=== STORED DATA ===

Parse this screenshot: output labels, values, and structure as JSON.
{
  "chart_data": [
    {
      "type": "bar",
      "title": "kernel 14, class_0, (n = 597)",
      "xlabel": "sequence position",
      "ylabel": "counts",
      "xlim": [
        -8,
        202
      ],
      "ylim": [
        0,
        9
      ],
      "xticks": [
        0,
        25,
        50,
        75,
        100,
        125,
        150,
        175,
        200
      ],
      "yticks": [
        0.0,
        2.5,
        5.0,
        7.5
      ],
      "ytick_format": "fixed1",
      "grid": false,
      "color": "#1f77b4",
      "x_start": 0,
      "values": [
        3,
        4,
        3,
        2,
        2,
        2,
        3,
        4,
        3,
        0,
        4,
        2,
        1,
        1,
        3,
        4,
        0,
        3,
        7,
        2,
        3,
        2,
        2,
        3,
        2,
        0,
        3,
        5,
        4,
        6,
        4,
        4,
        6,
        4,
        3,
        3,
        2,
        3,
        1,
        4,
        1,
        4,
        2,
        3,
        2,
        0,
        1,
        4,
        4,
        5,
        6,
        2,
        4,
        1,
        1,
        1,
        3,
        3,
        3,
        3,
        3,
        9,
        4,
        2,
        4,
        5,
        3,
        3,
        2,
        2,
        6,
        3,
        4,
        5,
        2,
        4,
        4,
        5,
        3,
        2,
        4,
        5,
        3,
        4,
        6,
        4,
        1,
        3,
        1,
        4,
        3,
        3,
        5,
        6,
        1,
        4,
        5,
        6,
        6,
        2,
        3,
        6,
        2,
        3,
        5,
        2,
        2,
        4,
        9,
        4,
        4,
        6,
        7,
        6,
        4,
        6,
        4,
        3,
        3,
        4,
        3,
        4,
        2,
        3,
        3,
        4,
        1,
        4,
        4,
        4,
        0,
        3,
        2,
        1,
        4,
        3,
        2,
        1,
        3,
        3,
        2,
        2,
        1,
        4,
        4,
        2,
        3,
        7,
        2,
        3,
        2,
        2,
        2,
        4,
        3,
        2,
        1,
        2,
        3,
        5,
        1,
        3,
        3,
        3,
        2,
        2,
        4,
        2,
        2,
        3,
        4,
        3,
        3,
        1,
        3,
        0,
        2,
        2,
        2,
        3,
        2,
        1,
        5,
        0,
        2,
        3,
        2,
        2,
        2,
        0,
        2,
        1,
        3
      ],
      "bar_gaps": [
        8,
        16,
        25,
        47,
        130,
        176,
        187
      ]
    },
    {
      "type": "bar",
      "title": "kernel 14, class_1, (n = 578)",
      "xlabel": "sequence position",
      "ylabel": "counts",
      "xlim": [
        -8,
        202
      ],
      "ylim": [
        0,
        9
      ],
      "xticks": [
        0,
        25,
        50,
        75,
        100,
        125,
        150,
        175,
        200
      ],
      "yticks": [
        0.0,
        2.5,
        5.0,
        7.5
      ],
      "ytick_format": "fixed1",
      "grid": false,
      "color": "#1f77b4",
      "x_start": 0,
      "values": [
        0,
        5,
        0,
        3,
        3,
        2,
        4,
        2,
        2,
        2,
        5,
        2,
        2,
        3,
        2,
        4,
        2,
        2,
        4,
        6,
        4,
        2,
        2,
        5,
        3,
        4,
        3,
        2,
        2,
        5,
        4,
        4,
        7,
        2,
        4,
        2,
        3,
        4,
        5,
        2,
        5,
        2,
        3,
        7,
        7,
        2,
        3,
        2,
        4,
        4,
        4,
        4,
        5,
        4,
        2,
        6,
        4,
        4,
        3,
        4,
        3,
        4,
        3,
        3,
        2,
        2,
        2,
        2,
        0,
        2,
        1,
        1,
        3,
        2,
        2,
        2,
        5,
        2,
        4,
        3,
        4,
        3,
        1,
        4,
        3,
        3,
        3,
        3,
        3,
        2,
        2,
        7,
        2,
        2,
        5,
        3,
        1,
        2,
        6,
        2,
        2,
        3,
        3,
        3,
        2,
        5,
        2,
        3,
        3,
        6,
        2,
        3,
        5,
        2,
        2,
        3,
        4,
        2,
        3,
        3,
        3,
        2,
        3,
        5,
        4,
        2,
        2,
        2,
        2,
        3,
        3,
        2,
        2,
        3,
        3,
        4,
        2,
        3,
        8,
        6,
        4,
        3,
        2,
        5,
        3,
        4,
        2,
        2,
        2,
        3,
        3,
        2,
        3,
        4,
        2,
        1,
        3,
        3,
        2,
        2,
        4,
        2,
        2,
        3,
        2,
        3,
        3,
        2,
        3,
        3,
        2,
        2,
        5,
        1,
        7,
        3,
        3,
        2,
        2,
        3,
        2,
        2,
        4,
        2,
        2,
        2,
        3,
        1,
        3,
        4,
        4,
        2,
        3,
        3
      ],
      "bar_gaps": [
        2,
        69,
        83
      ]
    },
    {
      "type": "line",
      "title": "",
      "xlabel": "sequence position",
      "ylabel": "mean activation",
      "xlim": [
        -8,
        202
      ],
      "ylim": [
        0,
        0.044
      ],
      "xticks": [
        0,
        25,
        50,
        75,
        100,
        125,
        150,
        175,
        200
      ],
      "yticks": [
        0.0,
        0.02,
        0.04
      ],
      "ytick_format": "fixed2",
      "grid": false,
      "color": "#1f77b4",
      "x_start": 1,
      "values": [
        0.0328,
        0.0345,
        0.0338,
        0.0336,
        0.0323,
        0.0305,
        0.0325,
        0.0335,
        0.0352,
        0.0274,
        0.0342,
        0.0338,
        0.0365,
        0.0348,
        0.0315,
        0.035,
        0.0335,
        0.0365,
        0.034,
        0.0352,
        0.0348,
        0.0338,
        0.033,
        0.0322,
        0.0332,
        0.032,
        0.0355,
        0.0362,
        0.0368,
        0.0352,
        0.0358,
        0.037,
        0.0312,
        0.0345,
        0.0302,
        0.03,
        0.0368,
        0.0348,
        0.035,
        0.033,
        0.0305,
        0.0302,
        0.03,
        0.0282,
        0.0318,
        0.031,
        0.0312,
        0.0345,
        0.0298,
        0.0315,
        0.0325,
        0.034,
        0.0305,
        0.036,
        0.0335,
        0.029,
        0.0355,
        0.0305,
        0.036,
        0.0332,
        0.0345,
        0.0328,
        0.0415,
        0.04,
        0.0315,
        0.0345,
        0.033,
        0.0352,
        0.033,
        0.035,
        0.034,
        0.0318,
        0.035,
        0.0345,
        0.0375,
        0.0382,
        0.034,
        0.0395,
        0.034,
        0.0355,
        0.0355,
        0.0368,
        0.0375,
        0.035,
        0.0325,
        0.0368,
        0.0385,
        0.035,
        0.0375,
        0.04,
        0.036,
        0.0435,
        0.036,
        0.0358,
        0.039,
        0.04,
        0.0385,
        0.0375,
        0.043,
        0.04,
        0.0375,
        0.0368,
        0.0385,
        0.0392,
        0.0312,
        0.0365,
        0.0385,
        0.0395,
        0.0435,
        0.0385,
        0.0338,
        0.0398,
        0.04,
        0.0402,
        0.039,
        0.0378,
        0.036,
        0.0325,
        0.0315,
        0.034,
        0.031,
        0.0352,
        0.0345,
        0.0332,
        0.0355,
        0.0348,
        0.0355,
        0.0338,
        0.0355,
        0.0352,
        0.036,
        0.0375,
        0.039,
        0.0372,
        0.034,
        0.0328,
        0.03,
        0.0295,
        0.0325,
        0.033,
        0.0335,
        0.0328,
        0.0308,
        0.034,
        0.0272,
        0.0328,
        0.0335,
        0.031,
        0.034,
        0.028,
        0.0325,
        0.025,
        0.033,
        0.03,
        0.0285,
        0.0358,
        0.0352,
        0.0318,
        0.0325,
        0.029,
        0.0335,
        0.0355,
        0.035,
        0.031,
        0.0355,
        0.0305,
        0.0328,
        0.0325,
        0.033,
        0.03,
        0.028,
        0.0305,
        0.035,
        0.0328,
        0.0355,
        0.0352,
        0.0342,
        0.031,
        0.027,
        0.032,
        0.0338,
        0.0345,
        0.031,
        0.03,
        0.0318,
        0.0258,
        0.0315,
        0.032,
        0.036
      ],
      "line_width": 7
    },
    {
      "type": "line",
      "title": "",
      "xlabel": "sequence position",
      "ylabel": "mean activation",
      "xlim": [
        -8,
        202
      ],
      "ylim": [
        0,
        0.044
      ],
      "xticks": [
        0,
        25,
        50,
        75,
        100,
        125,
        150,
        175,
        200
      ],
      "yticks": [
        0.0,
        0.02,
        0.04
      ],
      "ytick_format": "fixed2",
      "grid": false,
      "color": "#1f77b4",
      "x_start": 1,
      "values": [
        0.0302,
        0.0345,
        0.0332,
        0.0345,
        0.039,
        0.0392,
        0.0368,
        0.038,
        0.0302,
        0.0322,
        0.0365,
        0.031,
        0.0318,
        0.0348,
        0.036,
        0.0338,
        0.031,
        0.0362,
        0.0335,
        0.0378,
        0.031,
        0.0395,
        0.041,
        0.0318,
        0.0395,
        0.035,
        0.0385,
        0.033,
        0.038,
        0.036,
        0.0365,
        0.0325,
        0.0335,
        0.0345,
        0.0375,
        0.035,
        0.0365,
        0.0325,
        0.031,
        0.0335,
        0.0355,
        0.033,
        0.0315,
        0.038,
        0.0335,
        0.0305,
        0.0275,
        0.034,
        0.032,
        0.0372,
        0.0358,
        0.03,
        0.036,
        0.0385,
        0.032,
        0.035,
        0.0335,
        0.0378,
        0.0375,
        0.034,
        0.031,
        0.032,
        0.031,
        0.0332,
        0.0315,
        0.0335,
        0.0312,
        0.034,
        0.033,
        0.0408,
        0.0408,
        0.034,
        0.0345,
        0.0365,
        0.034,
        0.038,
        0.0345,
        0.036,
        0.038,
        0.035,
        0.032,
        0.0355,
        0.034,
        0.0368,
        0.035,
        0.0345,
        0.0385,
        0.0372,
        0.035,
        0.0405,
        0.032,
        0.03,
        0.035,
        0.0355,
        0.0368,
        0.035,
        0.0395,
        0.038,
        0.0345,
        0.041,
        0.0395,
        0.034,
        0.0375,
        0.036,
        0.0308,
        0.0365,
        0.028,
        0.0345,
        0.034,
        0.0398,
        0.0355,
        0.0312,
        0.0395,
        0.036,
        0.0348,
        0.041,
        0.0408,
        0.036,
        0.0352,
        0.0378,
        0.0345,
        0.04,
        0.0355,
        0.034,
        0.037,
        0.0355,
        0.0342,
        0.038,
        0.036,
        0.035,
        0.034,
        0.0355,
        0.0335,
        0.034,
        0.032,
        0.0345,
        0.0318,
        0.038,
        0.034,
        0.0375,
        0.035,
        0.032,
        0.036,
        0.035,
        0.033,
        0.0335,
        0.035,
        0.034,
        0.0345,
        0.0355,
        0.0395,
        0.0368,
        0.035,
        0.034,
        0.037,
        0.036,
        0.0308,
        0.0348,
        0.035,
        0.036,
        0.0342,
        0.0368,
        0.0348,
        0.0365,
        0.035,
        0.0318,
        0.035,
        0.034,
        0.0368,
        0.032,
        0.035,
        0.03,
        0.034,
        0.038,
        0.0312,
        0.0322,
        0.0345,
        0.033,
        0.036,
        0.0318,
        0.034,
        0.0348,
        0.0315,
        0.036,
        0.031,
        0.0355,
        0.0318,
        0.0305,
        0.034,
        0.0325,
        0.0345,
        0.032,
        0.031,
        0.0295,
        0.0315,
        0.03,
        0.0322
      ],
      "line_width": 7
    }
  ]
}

===

## GOAL OF THE EXERCISE
Go through the material and copy out every line with "title" in it.

## RESPONSE TO THIS TASK
      "title": "kernel 14, class_0, (n = 597)",
      "title": "kernel 14, class_1, (n = 578)",
      "title": "",
      "title": "",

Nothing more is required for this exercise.